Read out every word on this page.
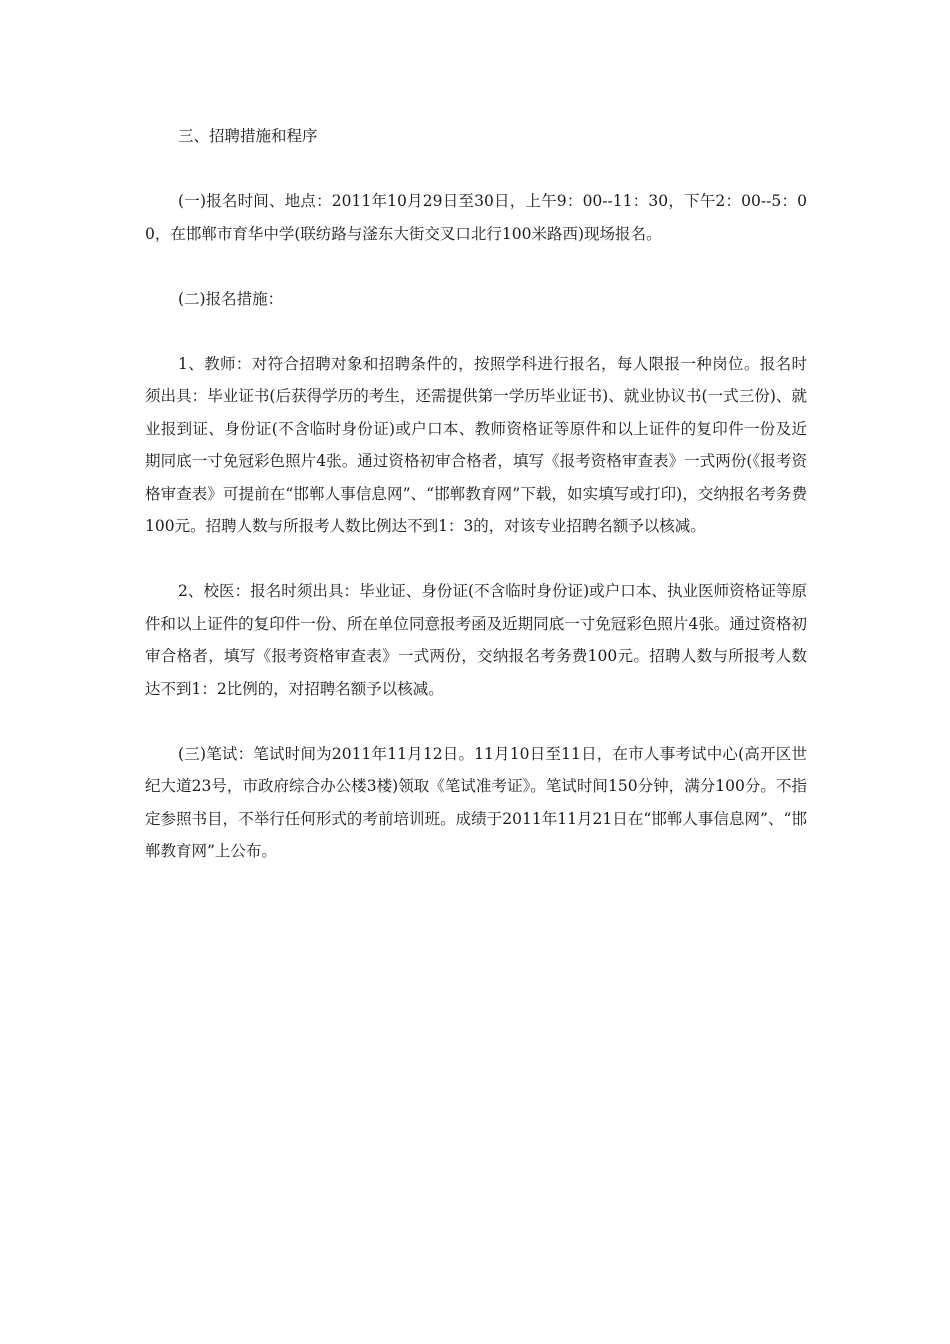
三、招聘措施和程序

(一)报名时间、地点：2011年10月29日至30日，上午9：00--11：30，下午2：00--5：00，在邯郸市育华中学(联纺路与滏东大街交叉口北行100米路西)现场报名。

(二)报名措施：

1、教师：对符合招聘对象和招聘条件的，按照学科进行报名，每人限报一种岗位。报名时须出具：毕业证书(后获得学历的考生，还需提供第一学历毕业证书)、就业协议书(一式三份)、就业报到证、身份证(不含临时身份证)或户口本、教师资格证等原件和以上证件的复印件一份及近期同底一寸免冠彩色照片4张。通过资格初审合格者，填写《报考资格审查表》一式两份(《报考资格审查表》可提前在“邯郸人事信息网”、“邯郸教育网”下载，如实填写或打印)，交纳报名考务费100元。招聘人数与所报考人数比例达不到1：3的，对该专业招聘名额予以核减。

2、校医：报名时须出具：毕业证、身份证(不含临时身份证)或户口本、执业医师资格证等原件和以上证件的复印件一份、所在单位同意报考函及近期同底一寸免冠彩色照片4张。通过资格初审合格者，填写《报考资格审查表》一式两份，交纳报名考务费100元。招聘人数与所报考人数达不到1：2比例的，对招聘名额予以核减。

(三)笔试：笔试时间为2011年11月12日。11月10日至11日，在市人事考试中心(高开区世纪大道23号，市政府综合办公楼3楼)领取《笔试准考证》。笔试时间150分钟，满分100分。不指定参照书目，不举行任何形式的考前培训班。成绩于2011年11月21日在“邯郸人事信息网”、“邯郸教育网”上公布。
================================
Set task: Without including any picture, repeat the data exactly.

Solution to the exercise:
Read out every word on this page.
三、招聘措施和程序

(一)报名时间、地点：2011年10月29日至30日，上午9：00--11：30，下午2：00--5：00，在邯郸市育华中学(联纺路与滏东大街交叉口北行100米路西)现场报名。

(二)报名措施：

1、教师：对符合招聘对象和招聘条件的，按照学科进行报名，每人限报一种岗位。报名时须出具：毕业证书(后获得学历的考生，还需提供第一学历毕业证书)、就业协议书(一式三份)、就业报到证、身份证(不含临时身份证)或户口本、教师资格证等原件和以上证件的复印件一份及近期同底一寸免冠彩色照片4张。通过资格初审合格者，填写《报考资格审查表》一式两份(《报考资格审查表》可提前在“邯郸人事信息网”、“邯郸教育网”下载，如实填写或打印)，交纳报名考务费100元。招聘人数与所报考人数比例达不到1：3的，对该专业招聘名额予以核减。

2、校医：报名时须出具：毕业证、身份证(不含临时身份证)或户口本、执业医师资格证等原件和以上证件的复印件一份、所在单位同意报考函及近期同底一寸免冠彩色照片4张。通过资格初审合格者，填写《报考资格审查表》一式两份，交纳报名考务费100元。招聘人数与所报考人数达不到1：2比例的，对招聘名额予以核减。

(三)笔试：笔试时间为2011年11月12日。11月10日至11日，在市人事考试中心(高开区世纪大道23号，市政府综合办公楼3楼)领取《笔试准考证》。笔试时间150分钟，满分100分。不指定参照书目，不举行任何形式的考前培训班。成绩于2011年11月21日在“邯郸人事信息网”、“邯郸教育网”上公布。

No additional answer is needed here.